Retype every entry exactly, character for character.

● **Data shown**:
##########

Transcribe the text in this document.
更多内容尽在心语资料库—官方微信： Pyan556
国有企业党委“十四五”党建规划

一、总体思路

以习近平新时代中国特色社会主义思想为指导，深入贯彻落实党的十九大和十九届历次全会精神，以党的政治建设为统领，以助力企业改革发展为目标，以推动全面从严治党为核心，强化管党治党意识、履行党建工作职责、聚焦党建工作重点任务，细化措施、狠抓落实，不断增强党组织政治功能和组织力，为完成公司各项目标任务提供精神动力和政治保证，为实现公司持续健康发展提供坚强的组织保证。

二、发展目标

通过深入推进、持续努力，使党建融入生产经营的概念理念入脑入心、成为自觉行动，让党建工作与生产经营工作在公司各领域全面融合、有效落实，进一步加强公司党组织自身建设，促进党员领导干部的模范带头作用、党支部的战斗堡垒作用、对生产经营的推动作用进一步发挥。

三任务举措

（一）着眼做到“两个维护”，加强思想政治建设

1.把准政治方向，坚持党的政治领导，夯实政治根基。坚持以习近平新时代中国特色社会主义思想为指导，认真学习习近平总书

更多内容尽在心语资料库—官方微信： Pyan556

##########

● **Solution for this task**:
Transcribe the text in this document.
更多内容尽在心语资料库—官方微信： Pyan556
国有企业党委“十四五”党建规划

一、总体思路

以习近平新时代中国特色社会主义思想为指导，深入贯彻落实党的十九大和十九届历次全会精神，以党的政治建设为统领，以助力企业改革发展为目标，以推动全面从严治党为核心，强化管党治党意识、履行党建工作职责、聚焦党建工作重点任务，细化措施、狠抓落实，不断增强党组织政治功能和组织力，为完成公司各项目标任务提供精神动力和政治保证，为实现公司持续健康发展提供坚强的组织保证。

二、发展目标

通过深入推进、持续努力，使党建融入生产经营的概念理念入脑入心、成为自觉行动，让党建工作与生产经营工作在公司各领域全面融合、有效落实，进一步加强公司党组织自身建设，促进党员领导干部的模范带头作用、党支部的战斗堡垒作用、对生产经营的推动作用进一步发挥。

三任务举措

（一）着眼做到“两个维护”，加强思想政治建设

1.把准政治方向，坚持党的政治领导，夯实政治根基。坚持以习近平新时代中国特色社会主义思想为指导，认真学习习近平总书

更多内容尽在心语资料库—官方微信： Pyan556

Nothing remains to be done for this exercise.